━━━ Input ━━━

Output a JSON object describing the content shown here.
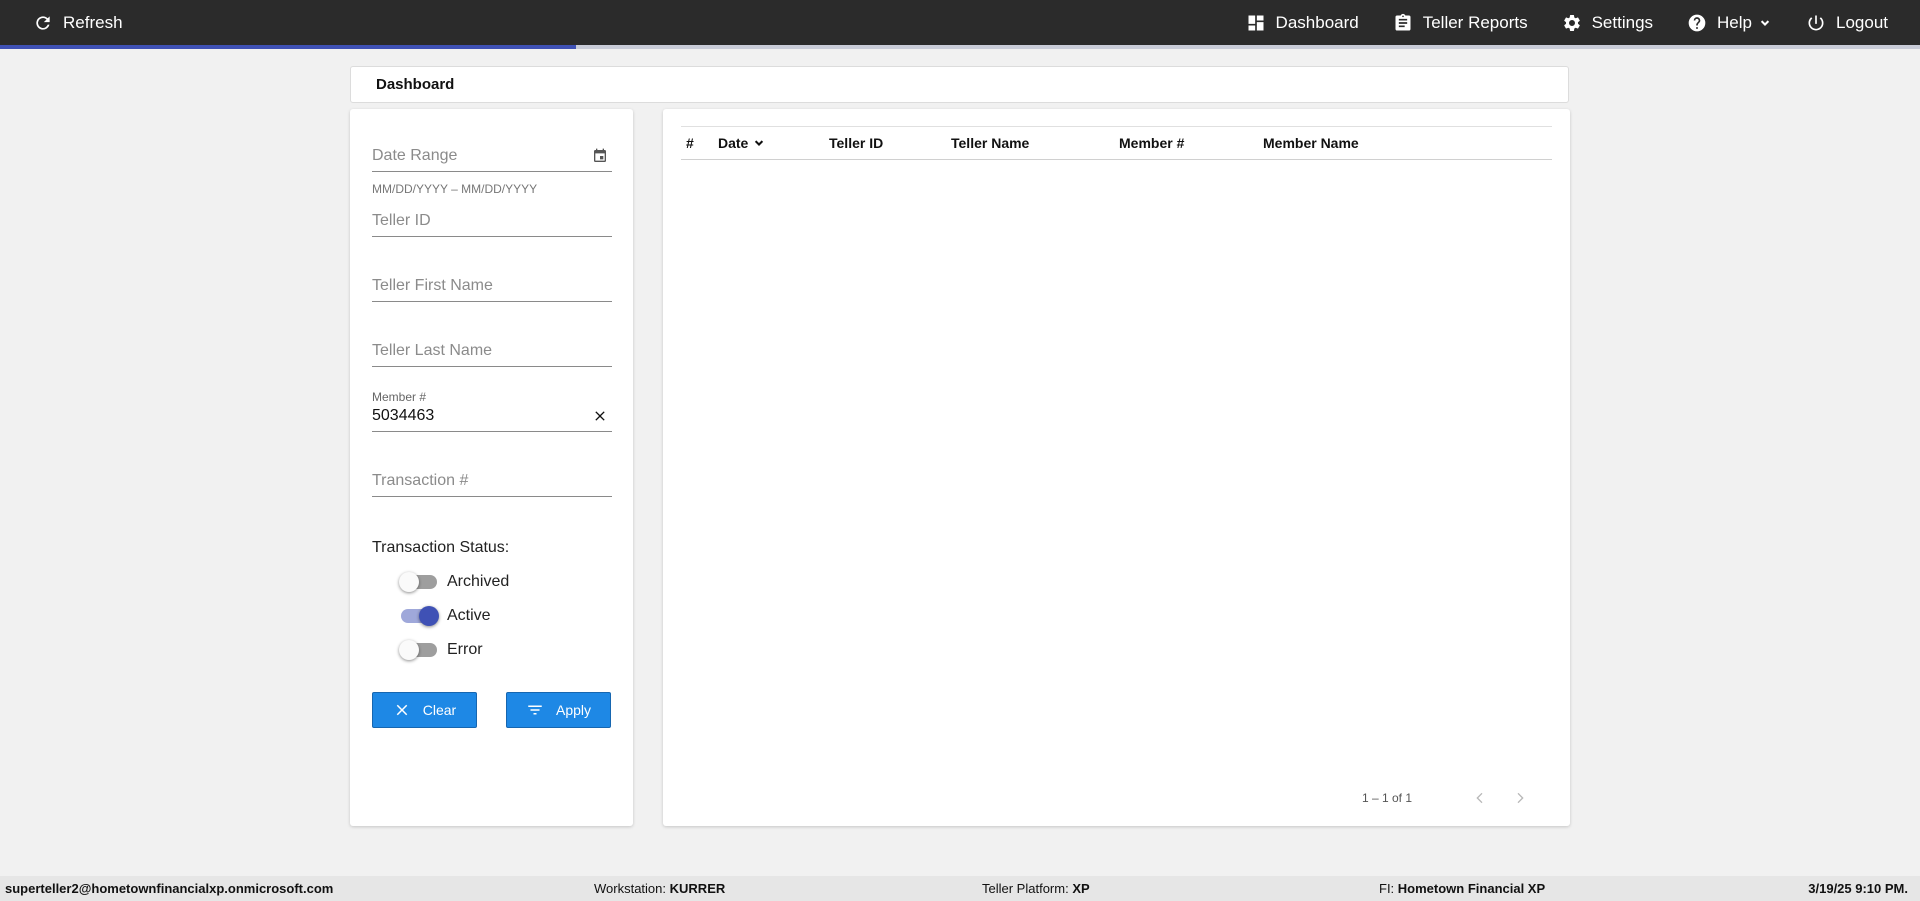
{
  "topbar": {
    "refresh_label": "Refresh",
    "nav": [
      {
        "label": "Dashboard",
        "icon": "dashboard-icon"
      },
      {
        "label": "Teller Reports",
        "icon": "clipboard-icon"
      },
      {
        "label": "Settings",
        "icon": "gear-icon"
      },
      {
        "label": "Help",
        "icon": "help-circle-icon"
      },
      {
        "label": "Logout",
        "icon": "power-icon"
      }
    ],
    "accent": "#3f51b5",
    "background": "#2b2b2b",
    "load_progress": 0.3
  },
  "page": {
    "title": "Dashboard"
  },
  "filters": {
    "date_range": {
      "placeholder": "Date Range",
      "hint": "MM/DD/YYYY – MM/DD/YYYY"
    },
    "teller_id": {
      "placeholder": "Teller ID"
    },
    "teller_first_name": {
      "placeholder": "Teller First Name"
    },
    "teller_last_name": {
      "placeholder": "Teller Last Name"
    },
    "member_number": {
      "label": "Member #",
      "value": "5034463"
    },
    "transaction_number": {
      "placeholder": "Transaction #"
    },
    "status_label": "Transaction Status:",
    "statuses": [
      {
        "label": "Archived",
        "on": false
      },
      {
        "label": "Active",
        "on": true
      },
      {
        "label": "Error",
        "on": false
      }
    ],
    "clear_label": "Clear",
    "apply_label": "Apply",
    "button_color": "#1e88e5"
  },
  "table": {
    "columns": [
      "#",
      "Date",
      "Teller ID",
      "Teller Name",
      "Member #",
      "Member Name"
    ],
    "sort_column": "Date",
    "rows": [],
    "range_label": "1 – 1 of 1"
  },
  "footer": {
    "user_email": "superteller2@hometownfinancialxp.onmicrosoft.com",
    "workstation_label": "Workstation:",
    "workstation_value": "KURRER",
    "platform_label": "Teller Platform:",
    "platform_value": "XP",
    "fi_label": "FI:",
    "fi_value": "Hometown Financial XP",
    "datetime": "3/19/25 9:10 PM."
  }
}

━━━

- **Work required**
Quote the material word for word, dropping any images it holds.

- **Solution**
Output a JSON object describing the content shown here.
{
  "topbar": {
    "refresh_label": "Refresh",
    "nav": [
      {
        "label": "Dashboard",
        "icon": "dashboard-icon"
      },
      {
        "label": "Teller Reports",
        "icon": "clipboard-icon"
      },
      {
        "label": "Settings",
        "icon": "gear-icon"
      },
      {
        "label": "Help",
        "icon": "help-circle-icon"
      },
      {
        "label": "Logout",
        "icon": "power-icon"
      }
    ],
    "accent": "#3f51b5",
    "background": "#2b2b2b",
    "load_progress": 0.3
  },
  "page": {
    "title": "Dashboard"
  },
  "filters": {
    "date_range": {
      "placeholder": "Date Range",
      "hint": "MM/DD/YYYY – MM/DD/YYYY"
    },
    "teller_id": {
      "placeholder": "Teller ID"
    },
    "teller_first_name": {
      "placeholder": "Teller First Name"
    },
    "teller_last_name": {
      "placeholder": "Teller Last Name"
    },
    "member_number": {
      "label": "Member #",
      "value": "5034463"
    },
    "transaction_number": {
      "placeholder": "Transaction #"
    },
    "status_label": "Transaction Status:",
    "statuses": [
      {
        "label": "Archived",
        "on": false
      },
      {
        "label": "Active",
        "on": true
      },
      {
        "label": "Error",
        "on": false
      }
    ],
    "clear_label": "Clear",
    "apply_label": "Apply",
    "button_color": "#1e88e5"
  },
  "table": {
    "columns": [
      "#",
      "Date",
      "Teller ID",
      "Teller Name",
      "Member #",
      "Member Name"
    ],
    "sort_column": "Date",
    "rows": [],
    "range_label": "1 – 1 of 1"
  },
  "footer": {
    "user_email": "superteller2@hometownfinancialxp.onmicrosoft.com",
    "workstation_label": "Workstation:",
    "workstation_value": "KURRER",
    "platform_label": "Teller Platform:",
    "platform_value": "XP",
    "fi_label": "FI:",
    "fi_value": "Hometown Financial XP",
    "datetime": "3/19/25 9:10 PM."
  }
}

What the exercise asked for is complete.